Reproduce every line of the listing as written, apart from the pictures.
•••••
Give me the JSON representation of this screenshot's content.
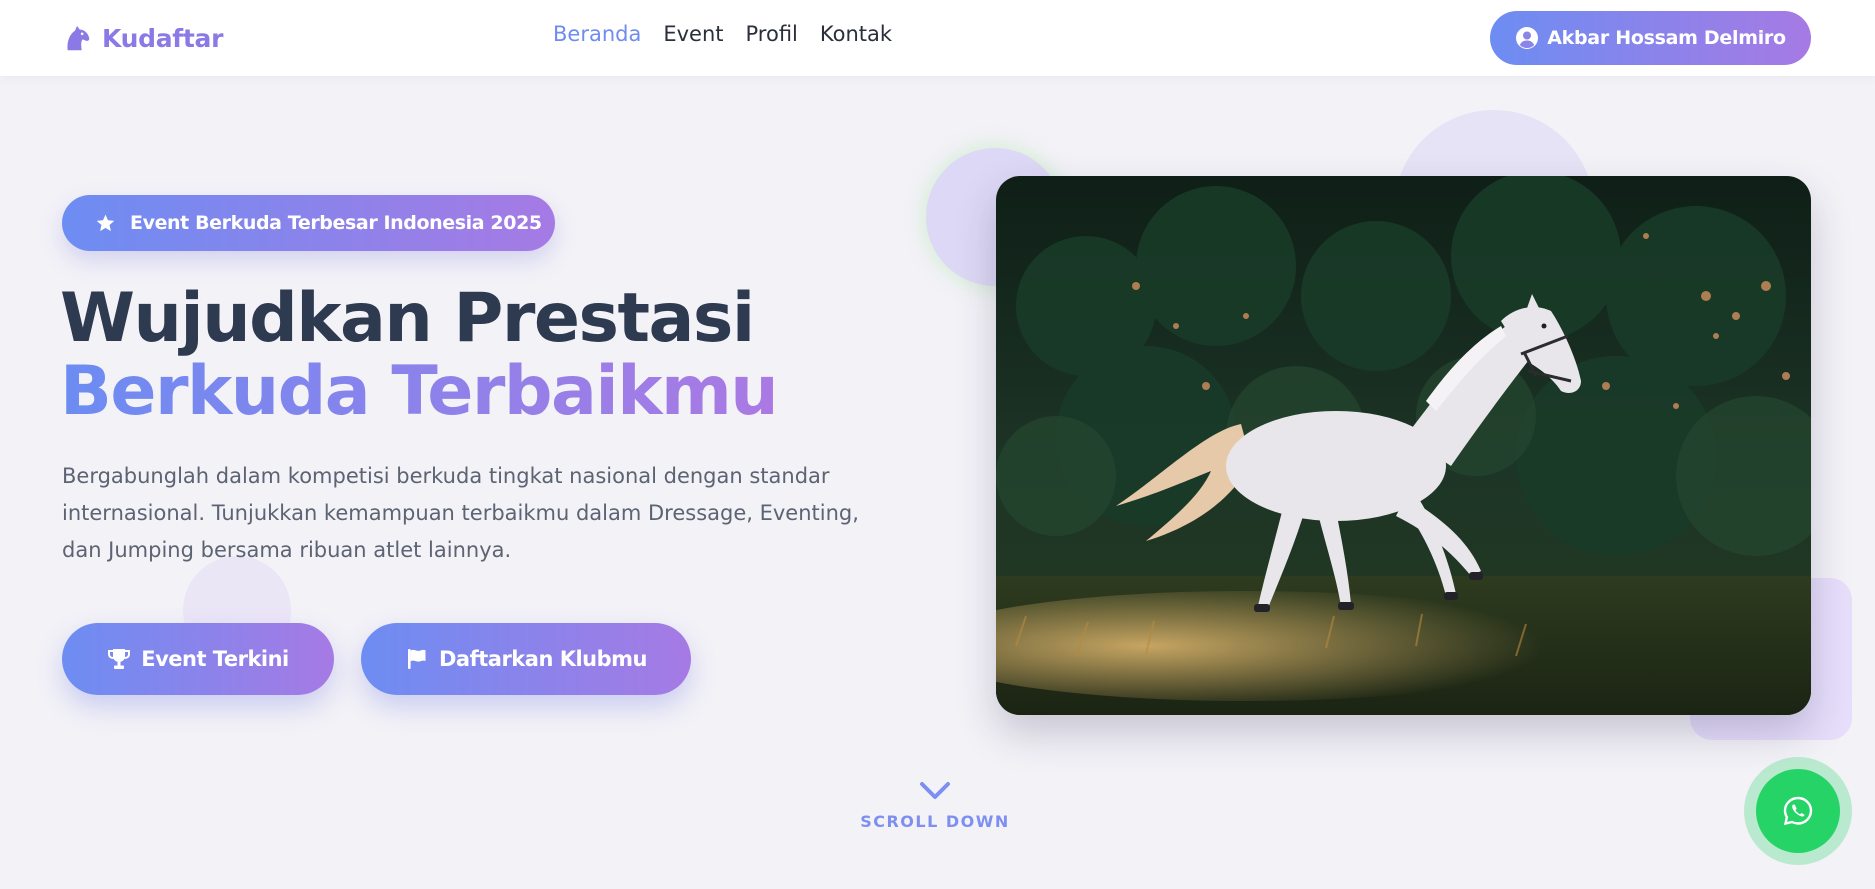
{
  "nav": {
    "brand": "Kudaftar",
    "links": [
      {
        "label": "Beranda",
        "active": true
      },
      {
        "label": "Event",
        "active": false
      },
      {
        "label": "Profil",
        "active": false
      },
      {
        "label": "Kontak",
        "active": false
      }
    ],
    "user_name": "Akbar Hossam Delmiro"
  },
  "hero": {
    "badge": "Event Berkuda Terbesar Indonesia 2025",
    "headline_line1": "Wujudkan Prestasi",
    "headline_line2": "Berkuda Terbaikmu",
    "description": "Bergabunglah dalam kompetisi berkuda tingkat nasional dengan standar internasional. Tunjukkan kemampuan terbaikmu dalam Dressage, Eventing, dan Jumping bersama ribuan atlet lainnya.",
    "primary_button": "Event Terkini",
    "secondary_button": "Daftarkan Klubmu",
    "scroll_label": "SCROLL DOWN"
  },
  "icons": {
    "brand": "horse-head-icon",
    "user": "user-circle-icon",
    "badge": "star-icon",
    "primary_button": "trophy-icon",
    "secondary_button": "flag-icon",
    "scroll": "chevron-down-icon",
    "floating": "whatsapp-icon"
  },
  "colors": {
    "accent_start": "#6d8df2",
    "accent_end": "#a67ae4",
    "active_link": "#6f8cf0",
    "heading": "#2d3a4f",
    "whatsapp": "#25d366",
    "background": "#f3f2f7"
  }
}
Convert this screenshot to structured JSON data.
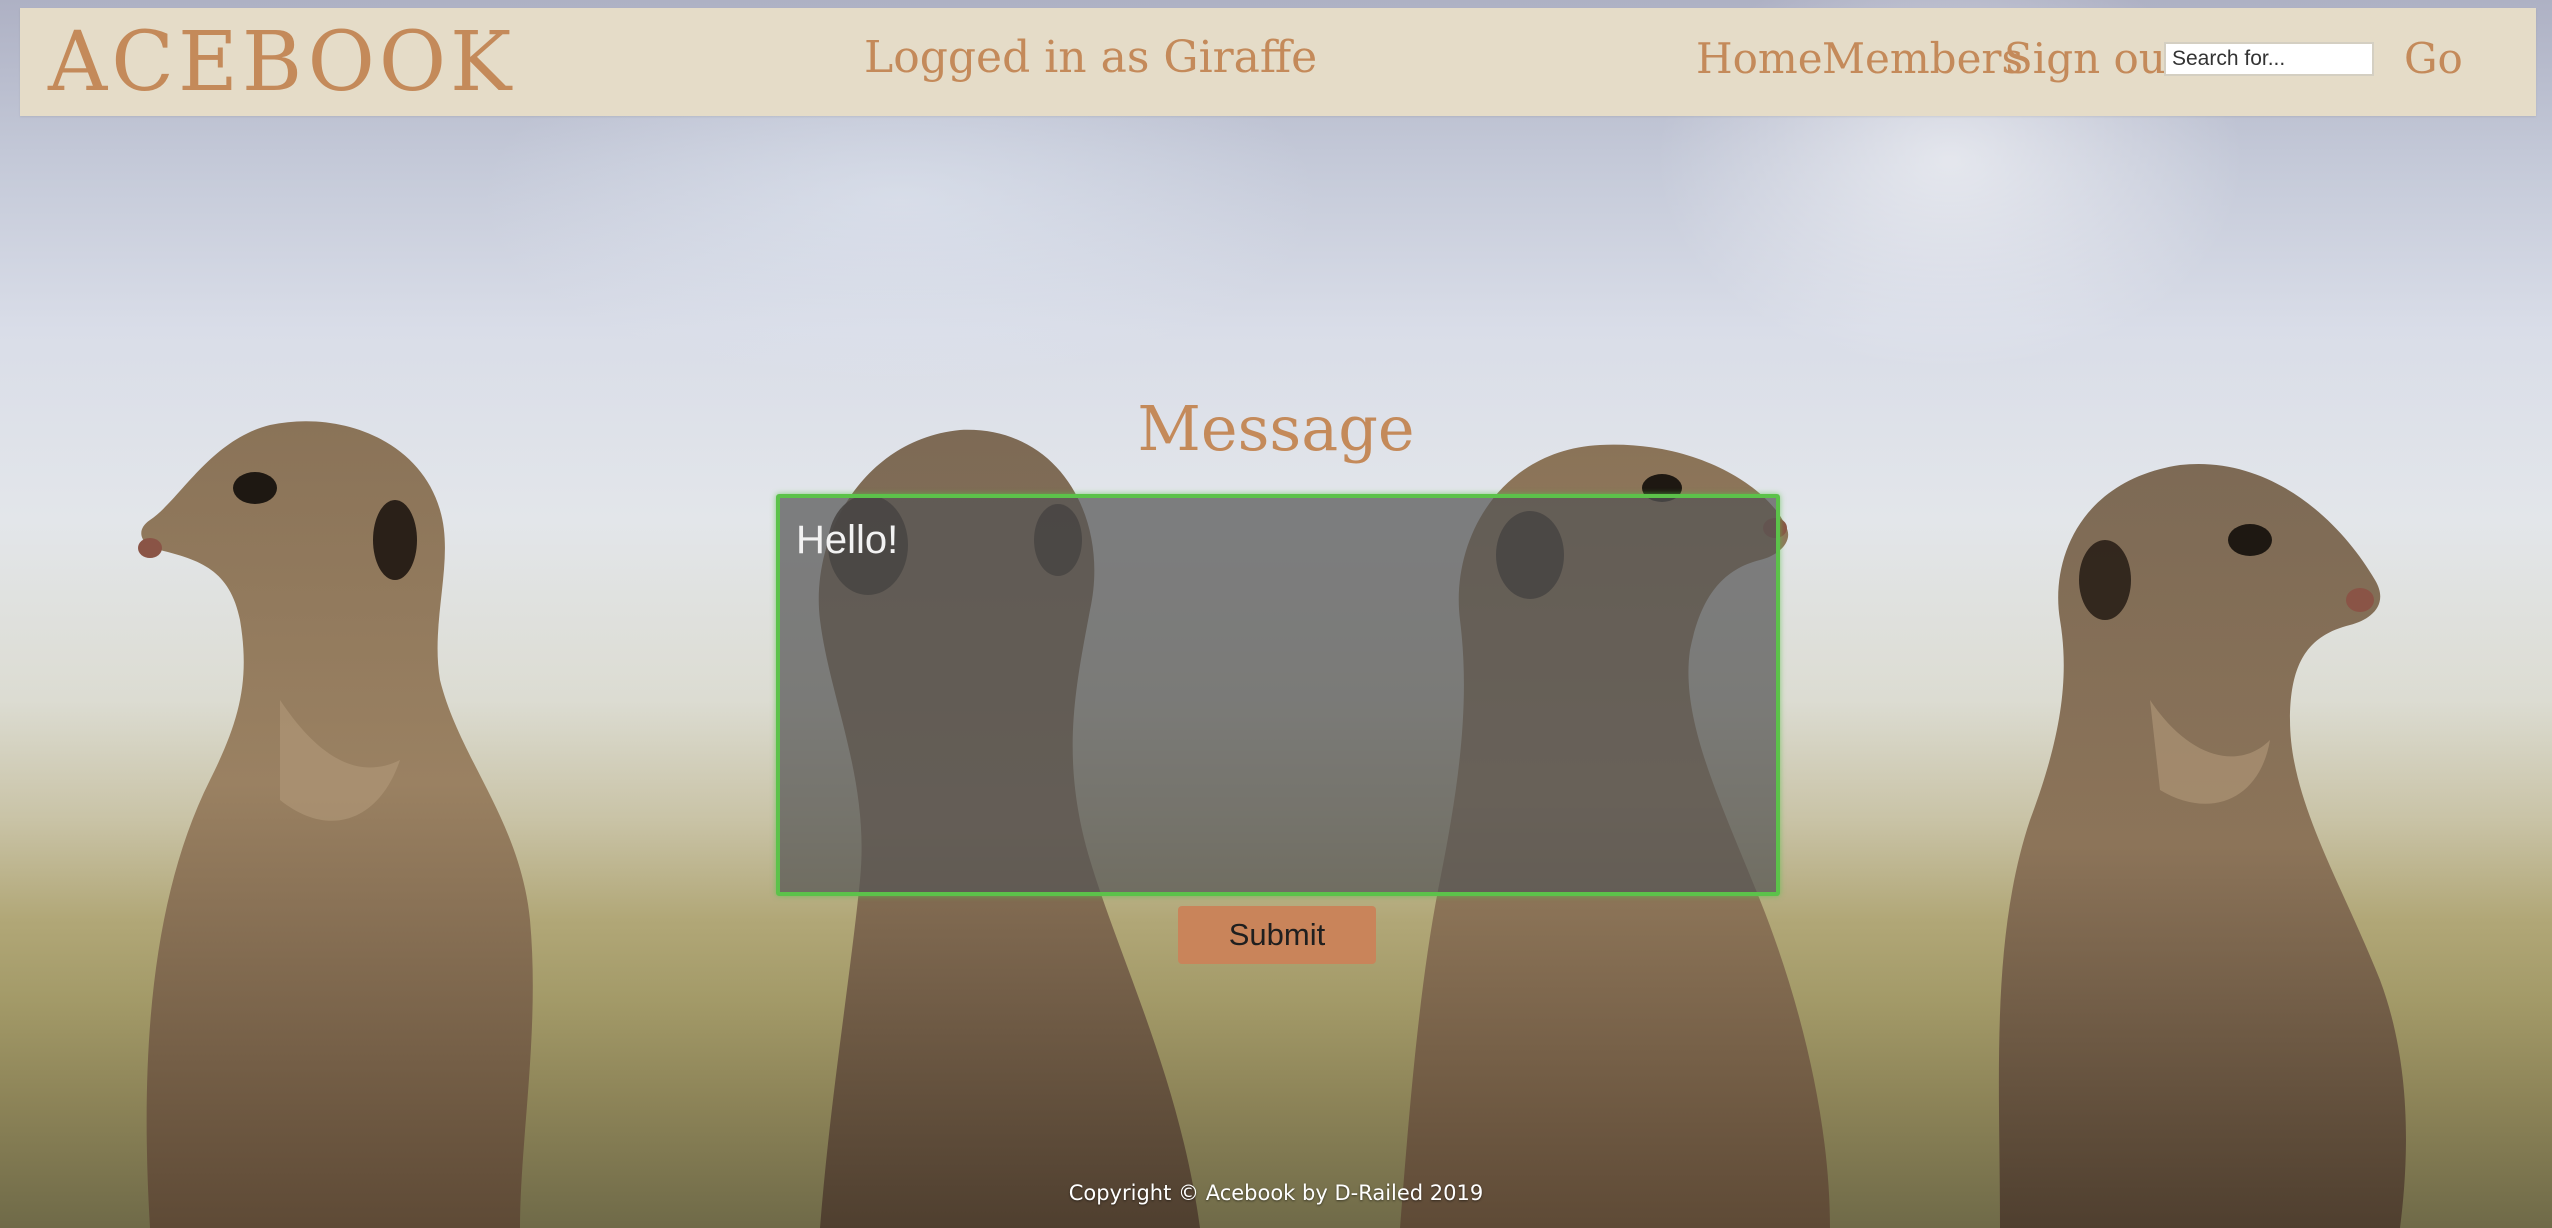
{
  "header": {
    "logo": "ACEBOOK",
    "logged_in_text": "Logged in as Giraffe",
    "nav": {
      "home": "Home",
      "members": "Members",
      "sign_out": "Sign out"
    },
    "search": {
      "placeholder": "Search for...",
      "value": ""
    },
    "go_label": "Go"
  },
  "main": {
    "heading": "Message",
    "message_value": "Hello!",
    "submit_label": "Submit"
  },
  "footer": {
    "text": "Copyright © Acebook by D-Railed 2019"
  },
  "colors": {
    "accent": "#c48a5a",
    "header_bg": "#e5dcc8",
    "textarea_border": "#5cc24a",
    "submit_bg": "#c9845a"
  },
  "background": {
    "image_subject": "meerkats-photo"
  }
}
•••••
ANSWER TO THE TASK
Give me the JSON representation of this screenshot's content.
{
  "nav": {
    "brand": "Kudaftar",
    "links": [
      {
        "label": "Beranda",
        "active": true
      },
      {
        "label": "Event",
        "active": false
      },
      {
        "label": "Profil",
        "active": false
      },
      {
        "label": "Kontak",
        "active": false
      }
    ],
    "user_name": "Akbar Hossam Delmiro"
  },
  "hero": {
    "badge": "Event Berkuda Terbesar Indonesia 2025",
    "headline_line1": "Wujudkan Prestasi",
    "headline_line2": "Berkuda Terbaikmu",
    "description": "Bergabunglah dalam kompetisi berkuda tingkat nasional dengan standar internasional. Tunjukkan kemampuan terbaikmu dalam Dressage, Eventing, dan Jumping bersama ribuan atlet lainnya.",
    "primary_button": "Event Terkini",
    "secondary_button": "Daftarkan Klubmu",
    "scroll_label": "SCROLL DOWN"
  },
  "icons": {
    "brand": "horse-head-icon",
    "user": "user-circle-icon",
    "badge": "star-icon",
    "primary_button": "trophy-icon",
    "secondary_button": "flag-icon",
    "scroll": "chevron-down-icon",
    "floating": "whatsapp-icon"
  },
  "colors": {
    "accent_start": "#6d8df2",
    "accent_end": "#a67ae4",
    "active_link": "#6f8cf0",
    "heading": "#2d3a4f",
    "whatsapp": "#25d366",
    "background": "#f3f2f7"
  }
}
Convert this screenshot to structured JSON data.
{
  "header": {
    "logo": "ACEBOOK",
    "logged_in_text": "Logged in as Giraffe",
    "nav": {
      "home": "Home",
      "members": "Members",
      "sign_out": "Sign out"
    },
    "search": {
      "placeholder": "Search for...",
      "value": ""
    },
    "go_label": "Go"
  },
  "main": {
    "heading": "Message",
    "message_value": "Hello!",
    "submit_label": "Submit"
  },
  "footer": {
    "text": "Copyright © Acebook by D-Railed 2019"
  },
  "colors": {
    "accent": "#c48a5a",
    "header_bg": "#e5dcc8",
    "textarea_border": "#5cc24a",
    "submit_bg": "#c9845a"
  },
  "background": {
    "image_subject": "meerkats-photo"
  }
}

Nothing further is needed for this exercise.